[Layout coordinate data]
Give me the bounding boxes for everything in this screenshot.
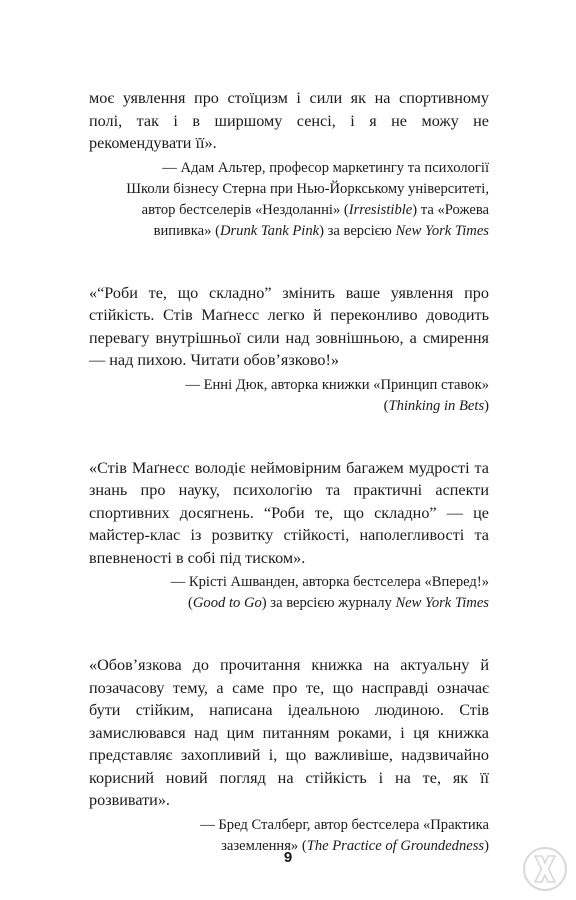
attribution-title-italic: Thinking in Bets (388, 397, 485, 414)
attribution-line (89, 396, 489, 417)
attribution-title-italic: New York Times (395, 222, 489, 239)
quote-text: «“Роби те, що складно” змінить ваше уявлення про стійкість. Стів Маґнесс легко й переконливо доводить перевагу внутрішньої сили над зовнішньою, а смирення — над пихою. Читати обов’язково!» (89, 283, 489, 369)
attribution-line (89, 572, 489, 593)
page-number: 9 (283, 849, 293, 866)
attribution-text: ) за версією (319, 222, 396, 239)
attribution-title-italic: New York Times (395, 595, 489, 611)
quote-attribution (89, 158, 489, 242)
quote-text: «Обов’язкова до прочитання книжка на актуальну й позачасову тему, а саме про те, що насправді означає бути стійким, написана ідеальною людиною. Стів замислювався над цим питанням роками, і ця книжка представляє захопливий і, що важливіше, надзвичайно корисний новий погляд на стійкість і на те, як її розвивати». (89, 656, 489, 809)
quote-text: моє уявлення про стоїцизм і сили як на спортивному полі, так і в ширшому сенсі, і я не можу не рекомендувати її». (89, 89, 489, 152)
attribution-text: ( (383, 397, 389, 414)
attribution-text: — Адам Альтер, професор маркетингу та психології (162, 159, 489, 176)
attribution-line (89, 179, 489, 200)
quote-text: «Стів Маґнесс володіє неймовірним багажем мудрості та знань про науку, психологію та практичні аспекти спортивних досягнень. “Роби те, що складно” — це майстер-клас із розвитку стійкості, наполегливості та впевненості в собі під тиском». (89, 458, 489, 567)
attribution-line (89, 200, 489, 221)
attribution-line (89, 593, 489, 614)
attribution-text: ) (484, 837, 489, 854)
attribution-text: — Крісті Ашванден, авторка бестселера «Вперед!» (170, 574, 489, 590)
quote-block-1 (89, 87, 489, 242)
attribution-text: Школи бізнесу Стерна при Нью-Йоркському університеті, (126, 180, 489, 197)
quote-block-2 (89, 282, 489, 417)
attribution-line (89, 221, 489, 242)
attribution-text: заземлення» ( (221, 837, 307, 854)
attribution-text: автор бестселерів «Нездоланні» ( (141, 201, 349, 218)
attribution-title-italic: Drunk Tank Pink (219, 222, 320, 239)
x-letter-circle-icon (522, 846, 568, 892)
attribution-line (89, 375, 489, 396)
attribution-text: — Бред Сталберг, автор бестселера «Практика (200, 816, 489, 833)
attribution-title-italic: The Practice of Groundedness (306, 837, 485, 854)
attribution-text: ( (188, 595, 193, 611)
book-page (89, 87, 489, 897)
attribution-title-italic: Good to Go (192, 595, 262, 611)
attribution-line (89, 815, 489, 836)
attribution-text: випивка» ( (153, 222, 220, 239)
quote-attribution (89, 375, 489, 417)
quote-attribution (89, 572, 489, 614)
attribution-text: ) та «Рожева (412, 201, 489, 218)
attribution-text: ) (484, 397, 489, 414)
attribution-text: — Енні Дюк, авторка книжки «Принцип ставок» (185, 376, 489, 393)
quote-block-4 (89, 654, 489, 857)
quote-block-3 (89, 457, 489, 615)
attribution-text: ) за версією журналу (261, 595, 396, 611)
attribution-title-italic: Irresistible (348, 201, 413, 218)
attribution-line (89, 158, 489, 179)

■ To do
Copy out every line of the listing above without changing anything, and leave out the picture.

■ Reply to the task
Give me the bounding boxes for everything in this screenshot.
attribution-title-italic: Thinking in Bets (388, 397, 485, 414)
attribution-line (89, 396, 489, 417)
attribution-title-italic: New York Times (395, 222, 489, 239)
quote-text: «“Роби те, що складно” змінить ваше уявлення про стійкість. Стів Маґнесс легко й переконливо доводить перевагу внутрішньої сили над зовнішньою, а смирення — над пихою. Читати обов’язково!» (89, 283, 489, 369)
attribution-line (89, 572, 489, 593)
page-number: 9 (283, 849, 293, 866)
attribution-text: ) за версією (319, 222, 396, 239)
attribution-title-italic: New York Times (395, 595, 489, 611)
quote-attribution (89, 158, 489, 242)
quote-text: «Обов’язкова до прочитання книжка на актуальну й позачасову тему, а саме про те, що насправді означає бути стійким, написана ідеальною людиною. Стів замислювався над цим питанням роками, і ця книжка представляє захопливий і, що важливіше, надзвичайно корисний новий погляд на стійкість і на те, як її розвивати». (89, 656, 489, 809)
quote-text: моє уявлення про стоїцизм і сили як на спортивному полі, так і в ширшому сенсі, і я не можу не рекомендувати її». (89, 89, 489, 152)
attribution-text: ( (383, 397, 389, 414)
attribution-text: — Адам Альтер, професор маркетингу та психології (162, 159, 489, 176)
attribution-line (89, 179, 489, 200)
quote-text: «Стів Маґнесс володіє неймовірним багажем мудрості та знань про науку, психологію та практичні аспекти спортивних досягнень. “Роби те, що складно” — це майстер-клас із розвитку стійкості, наполегливості та впевненості в собі під тиском». (89, 458, 489, 567)
attribution-line (89, 200, 489, 221)
attribution-line (89, 593, 489, 614)
attribution-text: ) (484, 837, 489, 854)
attribution-text: — Крісті Ашванден, авторка бестселера «Вперед!» (170, 574, 489, 590)
quote-block-1 (89, 87, 489, 242)
attribution-text: Школи бізнесу Стерна при Нью-Йоркському університеті, (126, 180, 489, 197)
quote-block-2 (89, 282, 489, 417)
attribution-line (89, 221, 489, 242)
attribution-text: заземлення» ( (221, 837, 307, 854)
attribution-text: автор бестселерів «Нездоланні» ( (141, 201, 349, 218)
attribution-title-italic: Drunk Tank Pink (219, 222, 320, 239)
x-letter-circle-icon (522, 846, 568, 892)
attribution-line (89, 375, 489, 396)
attribution-text: — Бред Сталберг, автор бестселера «Практика (200, 816, 489, 833)
attribution-title-italic: The Practice of Groundedness (306, 837, 485, 854)
attribution-text: ( (188, 595, 193, 611)
book-page (89, 87, 489, 897)
attribution-title-italic: Good to Go (192, 595, 262, 611)
attribution-line (89, 815, 489, 836)
attribution-text: випивка» ( (153, 222, 220, 239)
quote-attribution (89, 375, 489, 417)
quote-attribution (89, 572, 489, 614)
attribution-text: ) та «Рожева (412, 201, 489, 218)
attribution-text: ) (484, 397, 489, 414)
attribution-text: — Енні Дюк, авторка книжки «Принцип ставок» (185, 376, 489, 393)
quote-block-4 (89, 654, 489, 857)
quote-block-3 (89, 457, 489, 615)
attribution-text: ) за версією журналу (261, 595, 396, 611)
attribution-title-italic: Irresistible (348, 201, 413, 218)
attribution-line (89, 158, 489, 179)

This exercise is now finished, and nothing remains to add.